[Begin Source data]
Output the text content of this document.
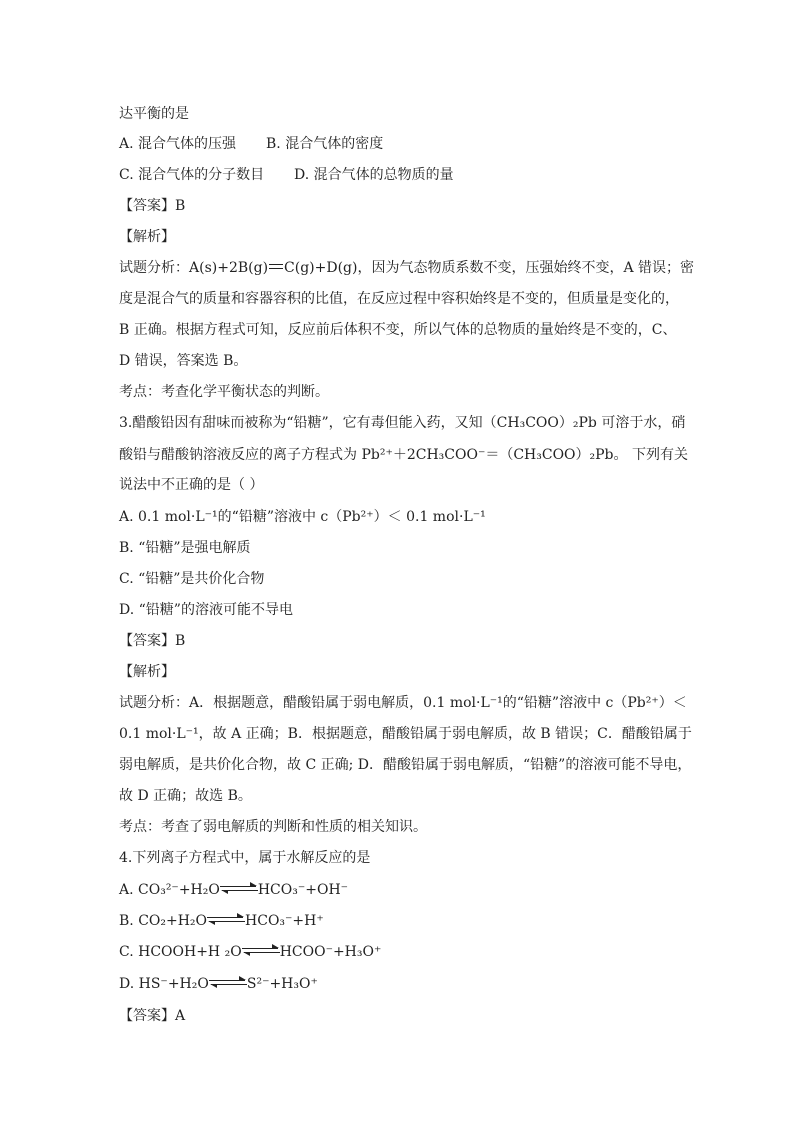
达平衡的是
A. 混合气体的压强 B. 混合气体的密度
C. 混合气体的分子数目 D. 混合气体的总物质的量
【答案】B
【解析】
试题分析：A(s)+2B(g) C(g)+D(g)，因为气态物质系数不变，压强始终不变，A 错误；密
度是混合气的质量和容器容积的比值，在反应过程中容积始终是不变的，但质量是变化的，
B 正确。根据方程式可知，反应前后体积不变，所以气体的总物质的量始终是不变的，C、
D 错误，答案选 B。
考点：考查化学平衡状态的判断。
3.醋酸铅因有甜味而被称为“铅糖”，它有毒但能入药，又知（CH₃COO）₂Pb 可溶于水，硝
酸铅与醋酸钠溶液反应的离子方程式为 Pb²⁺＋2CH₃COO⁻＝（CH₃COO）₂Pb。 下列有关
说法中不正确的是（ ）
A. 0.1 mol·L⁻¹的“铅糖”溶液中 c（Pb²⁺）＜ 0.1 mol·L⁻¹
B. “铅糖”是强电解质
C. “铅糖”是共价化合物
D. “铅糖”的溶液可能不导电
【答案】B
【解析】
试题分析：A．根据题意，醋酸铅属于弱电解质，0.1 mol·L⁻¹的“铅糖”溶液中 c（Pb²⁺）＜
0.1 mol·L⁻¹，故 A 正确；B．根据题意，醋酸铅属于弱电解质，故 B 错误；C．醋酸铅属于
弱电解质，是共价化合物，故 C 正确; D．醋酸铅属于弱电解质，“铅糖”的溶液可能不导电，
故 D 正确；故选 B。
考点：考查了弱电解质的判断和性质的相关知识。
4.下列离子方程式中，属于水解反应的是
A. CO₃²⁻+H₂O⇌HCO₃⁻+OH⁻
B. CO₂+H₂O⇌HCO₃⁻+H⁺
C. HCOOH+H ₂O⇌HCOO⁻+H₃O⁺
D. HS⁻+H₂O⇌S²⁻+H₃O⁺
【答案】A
[End Source data]
**Directive:** Leave out the pictures and print each record exactly as it stands.

**Final result:**
Output the text content of this document.
达平衡的是
A. 混合气体的压强 B. 混合气体的密度
C. 混合气体的分子数目 D. 混合气体的总物质的量
【答案】B
【解析】
试题分析：A(s)+2B(g) C(g)+D(g)，因为气态物质系数不变，压强始终不变，A 错误；密
度是混合气的质量和容器容积的比值，在反应过程中容积始终是不变的，但质量是变化的，
B 正确。根据方程式可知，反应前后体积不变，所以气体的总物质的量始终是不变的，C、
D 错误，答案选 B。
考点：考查化学平衡状态的判断。
3.醋酸铅因有甜味而被称为“铅糖”，它有毒但能入药，又知（CH₃COO）₂Pb 可溶于水，硝
酸铅与醋酸钠溶液反应的离子方程式为 Pb²⁺＋2CH₃COO⁻＝（CH₃COO）₂Pb。 下列有关
说法中不正确的是（ ）
A. 0.1 mol·L⁻¹的“铅糖”溶液中 c（Pb²⁺）＜ 0.1 mol·L⁻¹
B. “铅糖”是强电解质
C. “铅糖”是共价化合物
D. “铅糖”的溶液可能不导电
【答案】B
【解析】
试题分析：A．根据题意，醋酸铅属于弱电解质，0.1 mol·L⁻¹的“铅糖”溶液中 c（Pb²⁺）＜
0.1 mol·L⁻¹，故 A 正确；B．根据题意，醋酸铅属于弱电解质，故 B 错误；C．醋酸铅属于
弱电解质，是共价化合物，故 C 正确; D．醋酸铅属于弱电解质，“铅糖”的溶液可能不导电，
故 D 正确；故选 B。
考点：考查了弱电解质的判断和性质的相关知识。
4.下列离子方程式中，属于水解反应的是
A. CO₃²⁻+H₂O⇌HCO₃⁻+OH⁻
B. CO₂+H₂O⇌HCO₃⁻+H⁺
C. HCOOH+H ₂O⇌HCOO⁻+H₃O⁺
D. HS⁻+H₂O⇌S²⁻+H₃O⁺
【答案】A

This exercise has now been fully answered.